§ **Directive**:
Your answer should be a single number: the count of lines holding the word "trickshots".
— Start of Task input —
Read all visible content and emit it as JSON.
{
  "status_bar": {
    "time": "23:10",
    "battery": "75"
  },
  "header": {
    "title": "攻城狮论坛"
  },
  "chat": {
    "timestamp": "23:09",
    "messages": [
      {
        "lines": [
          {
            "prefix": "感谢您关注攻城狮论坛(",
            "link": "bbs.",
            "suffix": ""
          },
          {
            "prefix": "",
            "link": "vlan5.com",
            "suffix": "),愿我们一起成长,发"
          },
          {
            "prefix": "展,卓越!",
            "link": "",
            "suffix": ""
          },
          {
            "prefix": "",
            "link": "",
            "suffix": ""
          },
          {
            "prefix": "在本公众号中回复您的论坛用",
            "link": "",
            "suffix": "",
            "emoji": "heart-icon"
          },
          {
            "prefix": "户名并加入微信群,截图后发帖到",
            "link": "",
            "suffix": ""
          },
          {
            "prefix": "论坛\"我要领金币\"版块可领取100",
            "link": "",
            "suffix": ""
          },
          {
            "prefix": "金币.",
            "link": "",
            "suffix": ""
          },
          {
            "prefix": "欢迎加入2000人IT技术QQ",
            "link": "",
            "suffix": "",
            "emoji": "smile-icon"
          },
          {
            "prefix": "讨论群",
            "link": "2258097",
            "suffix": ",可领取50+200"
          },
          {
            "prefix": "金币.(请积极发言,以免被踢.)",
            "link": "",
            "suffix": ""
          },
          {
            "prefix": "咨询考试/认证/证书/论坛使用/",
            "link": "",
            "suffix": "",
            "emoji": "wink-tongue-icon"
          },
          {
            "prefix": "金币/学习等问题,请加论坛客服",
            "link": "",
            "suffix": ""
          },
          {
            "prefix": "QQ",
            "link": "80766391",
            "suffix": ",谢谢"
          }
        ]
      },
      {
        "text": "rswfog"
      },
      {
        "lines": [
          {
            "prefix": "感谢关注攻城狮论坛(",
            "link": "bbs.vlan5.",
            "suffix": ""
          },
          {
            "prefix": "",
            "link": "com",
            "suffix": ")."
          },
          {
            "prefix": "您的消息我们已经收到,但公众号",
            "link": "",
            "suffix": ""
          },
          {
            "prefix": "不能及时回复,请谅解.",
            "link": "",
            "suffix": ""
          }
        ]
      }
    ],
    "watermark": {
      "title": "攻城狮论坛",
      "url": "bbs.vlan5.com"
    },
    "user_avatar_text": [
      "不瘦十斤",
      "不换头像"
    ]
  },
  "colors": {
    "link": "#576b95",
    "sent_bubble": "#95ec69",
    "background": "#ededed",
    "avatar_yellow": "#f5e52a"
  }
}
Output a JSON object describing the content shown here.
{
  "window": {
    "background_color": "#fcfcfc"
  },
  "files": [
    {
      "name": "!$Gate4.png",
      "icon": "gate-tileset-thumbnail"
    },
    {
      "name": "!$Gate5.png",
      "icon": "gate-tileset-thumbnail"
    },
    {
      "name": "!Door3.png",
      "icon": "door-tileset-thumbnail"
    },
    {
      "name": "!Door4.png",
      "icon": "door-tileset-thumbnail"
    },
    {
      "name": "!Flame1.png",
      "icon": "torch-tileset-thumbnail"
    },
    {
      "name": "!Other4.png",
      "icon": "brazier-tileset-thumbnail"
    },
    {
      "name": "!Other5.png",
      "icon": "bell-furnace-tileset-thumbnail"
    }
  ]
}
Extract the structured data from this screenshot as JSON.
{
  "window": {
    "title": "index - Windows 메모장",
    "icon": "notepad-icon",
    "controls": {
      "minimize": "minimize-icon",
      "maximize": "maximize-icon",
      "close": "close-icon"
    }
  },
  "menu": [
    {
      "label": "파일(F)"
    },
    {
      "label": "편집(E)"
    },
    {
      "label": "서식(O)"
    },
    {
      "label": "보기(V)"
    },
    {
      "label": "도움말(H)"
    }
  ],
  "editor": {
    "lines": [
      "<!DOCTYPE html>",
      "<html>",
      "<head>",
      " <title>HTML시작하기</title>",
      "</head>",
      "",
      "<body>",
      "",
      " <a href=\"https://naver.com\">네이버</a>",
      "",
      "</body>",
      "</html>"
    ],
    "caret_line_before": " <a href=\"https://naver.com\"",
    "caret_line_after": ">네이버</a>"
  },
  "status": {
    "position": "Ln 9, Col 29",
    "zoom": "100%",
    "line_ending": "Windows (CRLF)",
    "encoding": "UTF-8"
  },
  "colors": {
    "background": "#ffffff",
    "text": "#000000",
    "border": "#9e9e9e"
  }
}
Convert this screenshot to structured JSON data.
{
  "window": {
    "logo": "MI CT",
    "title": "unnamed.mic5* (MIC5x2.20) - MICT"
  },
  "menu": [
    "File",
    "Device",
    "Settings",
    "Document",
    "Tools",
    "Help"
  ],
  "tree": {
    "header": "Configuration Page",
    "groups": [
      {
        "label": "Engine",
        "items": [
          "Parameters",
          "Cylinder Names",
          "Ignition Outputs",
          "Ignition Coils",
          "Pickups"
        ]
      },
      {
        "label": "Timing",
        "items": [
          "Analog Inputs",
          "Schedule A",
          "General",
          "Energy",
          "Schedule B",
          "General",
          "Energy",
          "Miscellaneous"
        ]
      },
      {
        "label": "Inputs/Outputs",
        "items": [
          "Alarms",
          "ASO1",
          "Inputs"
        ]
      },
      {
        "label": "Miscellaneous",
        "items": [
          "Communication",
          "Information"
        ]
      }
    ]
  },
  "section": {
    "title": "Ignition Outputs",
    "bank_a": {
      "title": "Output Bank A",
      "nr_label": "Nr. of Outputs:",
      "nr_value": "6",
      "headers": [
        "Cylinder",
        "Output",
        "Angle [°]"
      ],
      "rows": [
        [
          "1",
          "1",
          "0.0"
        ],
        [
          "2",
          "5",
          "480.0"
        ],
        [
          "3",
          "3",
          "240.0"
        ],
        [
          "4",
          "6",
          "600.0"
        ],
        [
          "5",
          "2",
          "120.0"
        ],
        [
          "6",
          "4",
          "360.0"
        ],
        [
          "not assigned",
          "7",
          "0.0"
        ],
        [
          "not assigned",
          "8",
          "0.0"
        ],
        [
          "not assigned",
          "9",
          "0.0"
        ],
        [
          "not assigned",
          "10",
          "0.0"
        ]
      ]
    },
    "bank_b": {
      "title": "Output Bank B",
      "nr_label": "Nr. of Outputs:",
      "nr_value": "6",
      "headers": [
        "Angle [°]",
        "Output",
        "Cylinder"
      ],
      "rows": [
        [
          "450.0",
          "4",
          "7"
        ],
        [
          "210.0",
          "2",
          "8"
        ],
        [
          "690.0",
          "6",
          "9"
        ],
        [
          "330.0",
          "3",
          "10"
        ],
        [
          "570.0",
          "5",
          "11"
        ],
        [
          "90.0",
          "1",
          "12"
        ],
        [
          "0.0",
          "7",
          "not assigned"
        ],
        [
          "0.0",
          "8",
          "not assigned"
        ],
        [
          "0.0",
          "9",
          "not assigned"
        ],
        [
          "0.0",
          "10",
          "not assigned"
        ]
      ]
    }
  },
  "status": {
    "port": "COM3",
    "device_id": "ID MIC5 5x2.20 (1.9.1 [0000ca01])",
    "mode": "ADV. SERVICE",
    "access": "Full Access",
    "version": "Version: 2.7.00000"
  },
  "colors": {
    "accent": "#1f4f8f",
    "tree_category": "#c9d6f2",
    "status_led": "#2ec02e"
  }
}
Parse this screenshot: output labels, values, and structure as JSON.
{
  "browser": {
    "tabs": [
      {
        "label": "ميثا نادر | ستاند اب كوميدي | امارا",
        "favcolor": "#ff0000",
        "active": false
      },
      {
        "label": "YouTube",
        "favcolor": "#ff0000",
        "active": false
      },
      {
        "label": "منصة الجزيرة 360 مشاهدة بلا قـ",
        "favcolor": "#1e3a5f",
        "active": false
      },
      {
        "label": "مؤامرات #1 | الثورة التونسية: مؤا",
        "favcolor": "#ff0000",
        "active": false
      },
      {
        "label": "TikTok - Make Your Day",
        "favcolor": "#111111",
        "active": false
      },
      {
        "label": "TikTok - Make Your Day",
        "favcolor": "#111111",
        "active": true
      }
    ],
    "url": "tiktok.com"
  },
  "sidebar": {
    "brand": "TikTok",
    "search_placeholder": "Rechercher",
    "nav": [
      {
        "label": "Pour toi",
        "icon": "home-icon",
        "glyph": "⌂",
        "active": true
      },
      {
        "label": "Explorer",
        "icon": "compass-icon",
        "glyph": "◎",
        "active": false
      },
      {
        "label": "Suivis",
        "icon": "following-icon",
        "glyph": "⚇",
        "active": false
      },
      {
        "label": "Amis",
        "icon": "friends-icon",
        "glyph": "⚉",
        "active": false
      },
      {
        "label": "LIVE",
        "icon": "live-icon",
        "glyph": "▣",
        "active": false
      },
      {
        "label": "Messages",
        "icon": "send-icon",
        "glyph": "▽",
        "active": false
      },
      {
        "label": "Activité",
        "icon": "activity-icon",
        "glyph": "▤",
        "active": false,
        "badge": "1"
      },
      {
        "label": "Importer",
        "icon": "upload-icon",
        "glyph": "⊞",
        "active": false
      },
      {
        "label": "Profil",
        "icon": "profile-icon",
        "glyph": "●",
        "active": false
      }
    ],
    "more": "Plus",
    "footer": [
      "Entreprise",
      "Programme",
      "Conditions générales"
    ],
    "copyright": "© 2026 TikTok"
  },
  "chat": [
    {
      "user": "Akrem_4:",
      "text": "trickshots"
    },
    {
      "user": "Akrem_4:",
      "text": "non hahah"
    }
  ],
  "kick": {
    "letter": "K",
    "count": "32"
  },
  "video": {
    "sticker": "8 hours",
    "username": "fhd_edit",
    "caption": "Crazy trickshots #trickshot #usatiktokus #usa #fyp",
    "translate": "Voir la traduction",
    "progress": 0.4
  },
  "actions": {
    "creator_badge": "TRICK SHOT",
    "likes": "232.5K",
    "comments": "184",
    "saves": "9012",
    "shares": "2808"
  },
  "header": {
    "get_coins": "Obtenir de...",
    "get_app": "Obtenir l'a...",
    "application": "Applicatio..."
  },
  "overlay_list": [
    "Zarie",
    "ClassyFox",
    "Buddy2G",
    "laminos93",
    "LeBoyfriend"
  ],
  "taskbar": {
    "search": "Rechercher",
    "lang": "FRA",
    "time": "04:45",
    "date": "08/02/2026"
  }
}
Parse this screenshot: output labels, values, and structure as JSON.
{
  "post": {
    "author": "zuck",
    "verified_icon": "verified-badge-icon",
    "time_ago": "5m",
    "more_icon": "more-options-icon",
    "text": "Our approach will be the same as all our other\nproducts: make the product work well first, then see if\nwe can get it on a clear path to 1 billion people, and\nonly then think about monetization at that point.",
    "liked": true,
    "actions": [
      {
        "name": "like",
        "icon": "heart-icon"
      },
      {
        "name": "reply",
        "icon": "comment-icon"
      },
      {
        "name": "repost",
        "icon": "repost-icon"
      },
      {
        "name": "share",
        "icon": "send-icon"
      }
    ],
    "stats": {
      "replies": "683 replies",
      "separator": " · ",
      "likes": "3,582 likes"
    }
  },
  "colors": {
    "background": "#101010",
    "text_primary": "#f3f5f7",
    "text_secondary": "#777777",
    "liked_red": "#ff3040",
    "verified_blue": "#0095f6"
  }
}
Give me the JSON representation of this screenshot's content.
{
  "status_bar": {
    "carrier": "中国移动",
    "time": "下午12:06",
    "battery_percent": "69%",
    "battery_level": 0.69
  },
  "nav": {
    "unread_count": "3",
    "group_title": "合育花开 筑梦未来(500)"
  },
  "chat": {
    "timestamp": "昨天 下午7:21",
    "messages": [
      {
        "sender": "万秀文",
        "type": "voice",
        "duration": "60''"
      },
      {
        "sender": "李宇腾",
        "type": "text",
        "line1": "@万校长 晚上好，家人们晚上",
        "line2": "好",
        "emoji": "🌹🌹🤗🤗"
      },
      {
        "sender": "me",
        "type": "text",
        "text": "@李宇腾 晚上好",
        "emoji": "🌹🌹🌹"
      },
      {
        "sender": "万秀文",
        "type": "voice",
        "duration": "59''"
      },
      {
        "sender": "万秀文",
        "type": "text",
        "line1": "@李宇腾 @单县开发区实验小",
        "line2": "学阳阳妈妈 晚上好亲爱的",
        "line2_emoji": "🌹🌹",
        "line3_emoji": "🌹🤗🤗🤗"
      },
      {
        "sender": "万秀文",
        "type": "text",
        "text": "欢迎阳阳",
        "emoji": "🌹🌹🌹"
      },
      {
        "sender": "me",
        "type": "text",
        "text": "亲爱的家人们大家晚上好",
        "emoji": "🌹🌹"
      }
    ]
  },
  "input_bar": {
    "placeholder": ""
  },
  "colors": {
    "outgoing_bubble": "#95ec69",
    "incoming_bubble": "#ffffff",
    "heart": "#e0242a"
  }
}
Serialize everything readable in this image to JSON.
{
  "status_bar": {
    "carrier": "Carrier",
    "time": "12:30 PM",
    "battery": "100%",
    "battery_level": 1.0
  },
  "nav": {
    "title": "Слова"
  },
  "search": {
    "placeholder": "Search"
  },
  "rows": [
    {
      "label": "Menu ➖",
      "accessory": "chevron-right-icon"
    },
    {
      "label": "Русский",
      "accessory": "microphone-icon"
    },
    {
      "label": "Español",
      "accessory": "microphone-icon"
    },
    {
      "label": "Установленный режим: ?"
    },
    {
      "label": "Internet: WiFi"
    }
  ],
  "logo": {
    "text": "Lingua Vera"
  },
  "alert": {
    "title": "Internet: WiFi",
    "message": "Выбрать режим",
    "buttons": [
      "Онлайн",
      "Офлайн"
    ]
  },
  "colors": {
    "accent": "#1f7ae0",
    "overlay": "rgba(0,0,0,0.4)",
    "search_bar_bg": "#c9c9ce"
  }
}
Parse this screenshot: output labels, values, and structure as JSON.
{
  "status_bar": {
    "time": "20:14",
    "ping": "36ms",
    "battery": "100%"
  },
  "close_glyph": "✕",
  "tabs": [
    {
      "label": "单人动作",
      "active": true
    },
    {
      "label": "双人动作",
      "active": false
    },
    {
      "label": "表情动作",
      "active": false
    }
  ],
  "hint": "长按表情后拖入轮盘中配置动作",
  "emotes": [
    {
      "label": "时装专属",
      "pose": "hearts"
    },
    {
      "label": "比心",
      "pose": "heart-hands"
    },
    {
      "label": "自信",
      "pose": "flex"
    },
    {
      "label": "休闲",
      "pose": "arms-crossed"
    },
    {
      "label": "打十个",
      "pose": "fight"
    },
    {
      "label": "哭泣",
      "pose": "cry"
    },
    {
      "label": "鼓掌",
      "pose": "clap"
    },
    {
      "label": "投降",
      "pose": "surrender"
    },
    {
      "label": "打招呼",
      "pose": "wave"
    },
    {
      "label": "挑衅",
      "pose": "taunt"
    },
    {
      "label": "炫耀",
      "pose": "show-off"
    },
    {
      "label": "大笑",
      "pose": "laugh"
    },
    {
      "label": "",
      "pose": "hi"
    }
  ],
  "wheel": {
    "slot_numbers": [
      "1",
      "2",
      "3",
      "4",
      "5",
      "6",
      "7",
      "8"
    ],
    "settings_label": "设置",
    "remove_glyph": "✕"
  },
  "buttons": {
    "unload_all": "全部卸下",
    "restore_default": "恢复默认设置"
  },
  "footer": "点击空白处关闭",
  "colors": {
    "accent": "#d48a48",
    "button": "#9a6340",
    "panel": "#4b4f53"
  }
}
— End of Task input —
§ **Problem solution**:
2